§ 読解文
______________________________

群馬 (笑)あははは。わからねえな〜!!
音楽 『おり』が『俺』なのは何となくわかるけど、
あとはさすがに言葉がわからなくて、

「おい、ちょっと荒巻、聞いていいか?
 ほんとにごめん。その・・・。
 お前がいま言った『じんちん』から先が、
 実は俺には、まったくわからなかった


って、正直に聞いてみたんですよ。
群馬 (笑)
音楽 そしたら、「じんちん」は「自転車」で、
「ねどかった」は、「盗まれた」・・・。
「自転車が盗まれた」ってことだった(笑)。
あれは、わからなかったなあ・・・。
鹿児島 音楽くん、上京してきて、
東京の女の人と最初につきあう時は、
どげんでしたか?
群馬 おおーーー。
鹿児島くん、いい質問!
そういうのは聞きたいっちゃねー。
音楽 いやあ・・・だから、
最初は、メンバー全員が、
九州をひきずりまして・・・。
鹿児島 (笑)わはははは!
音楽 いやあ、だからやっぱり、そこは、
自信がついてからですかね。
群馬 (笑)あははは! 「自信」って!

なんか、ぼくから見ると、
九州と東京は割と直結っぽいですよ。
九州の人は、大阪とか名古屋を
あんまり経由しないで、
直接、東京に行こうとするじゃないですか。
それに、東京すらも飛び越えてしまって
九州からロサンゼルスに行く人もいるし。

そこらへん、九州には突破力があるよね。
音楽くんのいた7人組だってさ、
「あんな衣装にしろ」って言われて
すぐにできるのは、九州以外にはいないし。

・・・デビューする時には、
それまでに自分でやっていたバンドと、
やっぱり雰囲気を変えたわけでしょう?
音楽 いやあ、だって、
俺たち、アマチュアの頃は、
男のファンしかいなかったですから。
鹿児島 (笑)真逆だ。
音楽 はっきり言って不良だったし、
久留米でも名前が知れ渡ってる奴らで。
鹿児島 その頃は、どぎゃん頭をしとったとですか?
音楽 きれいにリーゼント。直毛で。
・・・あ。銀蝿的なものではないですよ。
俺、あれはリーゼントとは認めていないから。
ぼくはちゃんと
サイドバック的なリーゼントをしてて、

古着とかを着てましたね。
群馬 (笑)それなのに、
デビューの時はチェックの服に着がえて、
髪の毛たらしてたのね・・・。

そういうことを、「しろ」って言われて
「よし、やっちゃるけん」

______________________________

§ 資料
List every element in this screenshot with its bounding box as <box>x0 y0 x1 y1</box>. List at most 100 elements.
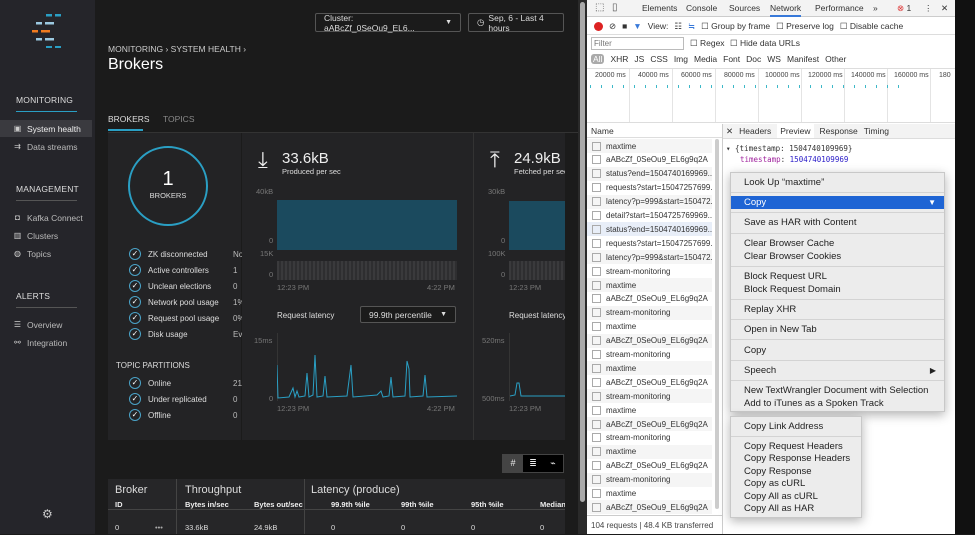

______________________________

§ 課題
読解文の中で意味が明かされている方言の言葉を、その意味とあわせてすべて挙げてください。

§ 解答
・おり:俺
・じんちん:自転車
・ねどかった:盗まれた